> _Written exercise_:
Each entry below must be repeated word for word.

> _Materials provided_:

****************

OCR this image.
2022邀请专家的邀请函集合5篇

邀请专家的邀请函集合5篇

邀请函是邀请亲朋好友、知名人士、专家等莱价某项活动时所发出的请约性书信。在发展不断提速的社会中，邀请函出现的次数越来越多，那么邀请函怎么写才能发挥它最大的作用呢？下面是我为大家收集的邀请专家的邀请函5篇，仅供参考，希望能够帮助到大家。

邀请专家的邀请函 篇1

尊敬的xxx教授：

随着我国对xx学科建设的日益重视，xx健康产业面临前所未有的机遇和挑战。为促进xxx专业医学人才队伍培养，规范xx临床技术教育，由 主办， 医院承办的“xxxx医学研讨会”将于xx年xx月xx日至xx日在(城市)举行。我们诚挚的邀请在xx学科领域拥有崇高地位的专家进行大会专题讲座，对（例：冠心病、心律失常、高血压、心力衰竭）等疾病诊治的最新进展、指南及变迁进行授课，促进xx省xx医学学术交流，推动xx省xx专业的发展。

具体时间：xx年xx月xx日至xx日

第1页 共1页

****************

> _Expected answer_:
OCR this image.
2022邀请专家的邀请函集合5篇

邀请专家的邀请函集合5篇

邀请函是邀请亲朋好友、知名人士、专家等莱价某项活动时所发出的请约性书信。在发展不断提速的社会中，邀请函出现的次数越来越多，那么邀请函怎么写才能发挥它最大的作用呢？下面是我为大家收集的邀请专家的邀请函5篇，仅供参考，希望能够帮助到大家。

邀请专家的邀请函 篇1

尊敬的xxx教授：

随着我国对xx学科建设的日益重视，xx健康产业面临前所未有的机遇和挑战。为促进xxx专业医学人才队伍培养，规范xx临床技术教育，由 主办， 医院承办的“xxxx医学研讨会”将于xx年xx月xx日至xx日在(城市)举行。我们诚挚的邀请在xx学科领域拥有崇高地位的专家进行大会专题讲座，对（例：冠心病、心律失常、高血压、心力衰竭）等疾病诊治的最新进展、指南及变迁进行授课，促进xx省xx医学学术交流，推动xx省xx专业的发展。

具体时间：xx年xx月xx日至xx日

第1页 共1页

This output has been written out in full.